> [Task description]
Answer these questions from the article on the American Airlines pilots, giving each answer on its own line with the matching letter.
(a) Whose byline does the article carry?
(b) How long was the cooling-off period the President imposed?
(c) Which five airlines are lined up with labor negotiations?

Monday, Feb. 24, 1997
FLYING INTO TROUBLE
By S.C. GWYNNE/FORT WORTH
What happened last Friday night might be termed, in the jargon of the ever precarious airline business, a near miss. A showdown strike by American Airlines pilots was avoided only by the dramatic intervention of someone who doesn't fly commercial, the President of the U.S. Bill Clinton, apparently not at all eager to see billions of dollars drained from the prospering U.S. economy, used a provision of the Railway Labor Act (which governs organized labor in the airline industry) to impose a 60-day cooling-off period.
But this is one industry, and one company, that glows white hot with anger between its labor and management. United, Northwest, USAir, TWA and Continental are lined up with labor negotiations like so many jets waiting to take off from O'Hare. Does this mean a year of strikes? Not necessarily, but the situation at American is a sort of wind sock for the industry.

> [Material provided]
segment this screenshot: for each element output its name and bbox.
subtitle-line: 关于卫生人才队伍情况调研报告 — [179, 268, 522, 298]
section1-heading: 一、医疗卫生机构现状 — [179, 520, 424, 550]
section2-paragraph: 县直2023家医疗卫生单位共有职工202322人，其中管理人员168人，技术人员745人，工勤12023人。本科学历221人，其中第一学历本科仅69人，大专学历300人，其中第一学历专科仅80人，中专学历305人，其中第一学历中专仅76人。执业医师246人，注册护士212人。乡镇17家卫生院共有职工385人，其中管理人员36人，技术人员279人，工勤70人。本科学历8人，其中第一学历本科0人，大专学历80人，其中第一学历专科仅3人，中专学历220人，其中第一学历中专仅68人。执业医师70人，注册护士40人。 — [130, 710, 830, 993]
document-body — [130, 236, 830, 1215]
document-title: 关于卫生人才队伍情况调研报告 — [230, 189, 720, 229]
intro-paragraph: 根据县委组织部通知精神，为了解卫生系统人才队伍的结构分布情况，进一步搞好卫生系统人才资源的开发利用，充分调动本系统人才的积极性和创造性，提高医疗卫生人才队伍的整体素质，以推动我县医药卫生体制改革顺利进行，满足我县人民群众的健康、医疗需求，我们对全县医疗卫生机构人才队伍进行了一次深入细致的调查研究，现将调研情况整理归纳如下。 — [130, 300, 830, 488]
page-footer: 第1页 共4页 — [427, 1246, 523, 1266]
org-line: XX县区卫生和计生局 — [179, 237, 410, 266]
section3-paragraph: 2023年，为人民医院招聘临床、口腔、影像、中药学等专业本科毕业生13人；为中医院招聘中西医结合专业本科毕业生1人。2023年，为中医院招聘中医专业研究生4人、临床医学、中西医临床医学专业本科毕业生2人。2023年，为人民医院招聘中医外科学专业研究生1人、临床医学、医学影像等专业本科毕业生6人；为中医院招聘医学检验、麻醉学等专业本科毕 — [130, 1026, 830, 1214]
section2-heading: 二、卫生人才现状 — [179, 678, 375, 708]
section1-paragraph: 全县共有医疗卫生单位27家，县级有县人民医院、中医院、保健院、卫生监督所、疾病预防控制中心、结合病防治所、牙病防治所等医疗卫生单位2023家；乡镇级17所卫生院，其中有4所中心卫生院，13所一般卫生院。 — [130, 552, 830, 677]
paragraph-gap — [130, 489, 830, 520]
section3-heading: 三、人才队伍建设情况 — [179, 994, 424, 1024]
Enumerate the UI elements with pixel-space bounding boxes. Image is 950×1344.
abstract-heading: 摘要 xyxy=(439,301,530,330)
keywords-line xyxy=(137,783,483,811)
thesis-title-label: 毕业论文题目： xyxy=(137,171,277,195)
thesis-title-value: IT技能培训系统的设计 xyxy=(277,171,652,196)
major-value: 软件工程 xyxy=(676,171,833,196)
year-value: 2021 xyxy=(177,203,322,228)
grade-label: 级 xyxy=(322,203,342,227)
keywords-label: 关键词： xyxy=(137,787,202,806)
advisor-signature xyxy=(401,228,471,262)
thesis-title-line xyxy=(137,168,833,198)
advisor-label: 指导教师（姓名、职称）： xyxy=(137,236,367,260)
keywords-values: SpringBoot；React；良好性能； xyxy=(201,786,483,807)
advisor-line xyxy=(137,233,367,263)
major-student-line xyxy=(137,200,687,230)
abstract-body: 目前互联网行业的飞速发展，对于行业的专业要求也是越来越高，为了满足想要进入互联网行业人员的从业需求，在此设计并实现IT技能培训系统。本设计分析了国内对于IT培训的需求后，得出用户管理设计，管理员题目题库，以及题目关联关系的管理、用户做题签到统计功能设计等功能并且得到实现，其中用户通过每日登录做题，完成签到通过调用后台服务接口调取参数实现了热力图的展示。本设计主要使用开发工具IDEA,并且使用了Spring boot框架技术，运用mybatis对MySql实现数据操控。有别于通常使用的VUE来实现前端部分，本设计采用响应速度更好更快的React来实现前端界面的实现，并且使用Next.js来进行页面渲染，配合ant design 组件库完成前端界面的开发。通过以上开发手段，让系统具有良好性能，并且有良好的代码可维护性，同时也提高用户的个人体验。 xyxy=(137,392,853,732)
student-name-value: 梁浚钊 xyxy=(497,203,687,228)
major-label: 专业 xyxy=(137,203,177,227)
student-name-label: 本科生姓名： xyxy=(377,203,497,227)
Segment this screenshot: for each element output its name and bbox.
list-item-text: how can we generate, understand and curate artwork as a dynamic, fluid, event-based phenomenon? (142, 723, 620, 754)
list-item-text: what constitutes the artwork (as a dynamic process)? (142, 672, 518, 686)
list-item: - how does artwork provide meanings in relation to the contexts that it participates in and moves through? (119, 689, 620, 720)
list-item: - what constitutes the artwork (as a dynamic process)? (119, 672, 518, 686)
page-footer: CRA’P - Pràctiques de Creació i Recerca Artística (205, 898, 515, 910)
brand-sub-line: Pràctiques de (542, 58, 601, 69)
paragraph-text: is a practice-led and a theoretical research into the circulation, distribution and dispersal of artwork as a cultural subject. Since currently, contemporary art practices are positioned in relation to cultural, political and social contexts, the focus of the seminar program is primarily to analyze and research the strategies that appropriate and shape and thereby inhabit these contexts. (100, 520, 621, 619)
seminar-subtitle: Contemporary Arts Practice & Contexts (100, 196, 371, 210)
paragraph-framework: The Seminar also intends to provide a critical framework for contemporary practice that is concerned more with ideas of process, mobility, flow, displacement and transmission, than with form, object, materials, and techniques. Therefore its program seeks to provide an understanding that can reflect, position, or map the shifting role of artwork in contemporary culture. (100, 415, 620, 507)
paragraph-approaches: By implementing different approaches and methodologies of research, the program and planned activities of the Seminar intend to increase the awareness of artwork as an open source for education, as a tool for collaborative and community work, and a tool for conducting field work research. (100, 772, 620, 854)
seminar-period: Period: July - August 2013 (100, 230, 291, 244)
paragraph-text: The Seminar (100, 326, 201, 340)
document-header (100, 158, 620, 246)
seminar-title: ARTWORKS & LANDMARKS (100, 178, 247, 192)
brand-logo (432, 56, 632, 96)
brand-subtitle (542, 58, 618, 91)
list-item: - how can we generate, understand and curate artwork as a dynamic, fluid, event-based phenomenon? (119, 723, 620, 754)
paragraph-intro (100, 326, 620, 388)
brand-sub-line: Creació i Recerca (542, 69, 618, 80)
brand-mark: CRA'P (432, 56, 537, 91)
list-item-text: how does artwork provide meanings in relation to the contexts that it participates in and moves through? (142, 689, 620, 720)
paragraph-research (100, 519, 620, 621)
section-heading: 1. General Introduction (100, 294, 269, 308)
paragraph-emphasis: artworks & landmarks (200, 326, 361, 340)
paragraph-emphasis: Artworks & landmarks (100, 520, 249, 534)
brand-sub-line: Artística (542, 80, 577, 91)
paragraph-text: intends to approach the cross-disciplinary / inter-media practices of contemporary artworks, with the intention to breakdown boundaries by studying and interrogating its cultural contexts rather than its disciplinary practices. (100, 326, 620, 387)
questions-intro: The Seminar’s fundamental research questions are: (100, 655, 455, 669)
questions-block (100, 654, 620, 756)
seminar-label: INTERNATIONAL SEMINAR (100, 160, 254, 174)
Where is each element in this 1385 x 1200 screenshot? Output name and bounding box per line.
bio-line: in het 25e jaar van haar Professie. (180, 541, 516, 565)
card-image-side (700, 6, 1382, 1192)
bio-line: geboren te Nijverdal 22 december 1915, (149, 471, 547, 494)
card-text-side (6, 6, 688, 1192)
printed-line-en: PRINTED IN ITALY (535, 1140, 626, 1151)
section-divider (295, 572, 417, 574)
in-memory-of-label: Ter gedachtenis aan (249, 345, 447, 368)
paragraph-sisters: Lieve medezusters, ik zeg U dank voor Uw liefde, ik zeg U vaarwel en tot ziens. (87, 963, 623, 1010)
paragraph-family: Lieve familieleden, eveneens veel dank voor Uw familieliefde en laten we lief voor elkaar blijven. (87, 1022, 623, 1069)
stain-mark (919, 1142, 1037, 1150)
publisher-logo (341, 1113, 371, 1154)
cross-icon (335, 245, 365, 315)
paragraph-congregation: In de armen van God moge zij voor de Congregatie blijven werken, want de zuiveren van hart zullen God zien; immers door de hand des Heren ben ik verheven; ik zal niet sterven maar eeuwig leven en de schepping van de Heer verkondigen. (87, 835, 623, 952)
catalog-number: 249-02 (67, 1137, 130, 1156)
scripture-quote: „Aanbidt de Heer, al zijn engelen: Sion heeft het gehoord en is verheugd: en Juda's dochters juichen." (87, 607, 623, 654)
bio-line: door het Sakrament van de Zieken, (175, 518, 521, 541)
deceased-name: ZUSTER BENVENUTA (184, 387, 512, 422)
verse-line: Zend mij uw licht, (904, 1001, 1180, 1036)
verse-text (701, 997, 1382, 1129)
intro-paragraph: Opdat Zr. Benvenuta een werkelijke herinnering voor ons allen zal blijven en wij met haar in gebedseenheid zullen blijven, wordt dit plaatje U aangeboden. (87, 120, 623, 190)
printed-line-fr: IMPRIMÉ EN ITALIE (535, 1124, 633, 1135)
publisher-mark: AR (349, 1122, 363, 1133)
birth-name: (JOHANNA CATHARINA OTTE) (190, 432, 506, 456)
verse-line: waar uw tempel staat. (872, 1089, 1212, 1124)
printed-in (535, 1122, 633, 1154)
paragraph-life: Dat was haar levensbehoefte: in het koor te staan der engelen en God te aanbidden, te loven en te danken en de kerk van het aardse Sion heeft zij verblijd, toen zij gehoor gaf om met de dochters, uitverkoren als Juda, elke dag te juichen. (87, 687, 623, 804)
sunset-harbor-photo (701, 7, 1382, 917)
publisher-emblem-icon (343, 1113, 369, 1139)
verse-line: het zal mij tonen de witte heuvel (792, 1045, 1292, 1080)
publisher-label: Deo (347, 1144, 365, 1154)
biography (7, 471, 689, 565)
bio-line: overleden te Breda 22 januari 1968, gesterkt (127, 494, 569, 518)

> [Reply to the exercise]
(a) S.C. Gwynne
(b) 60 days
(c) United, Northwest, USAir, TWA and Continental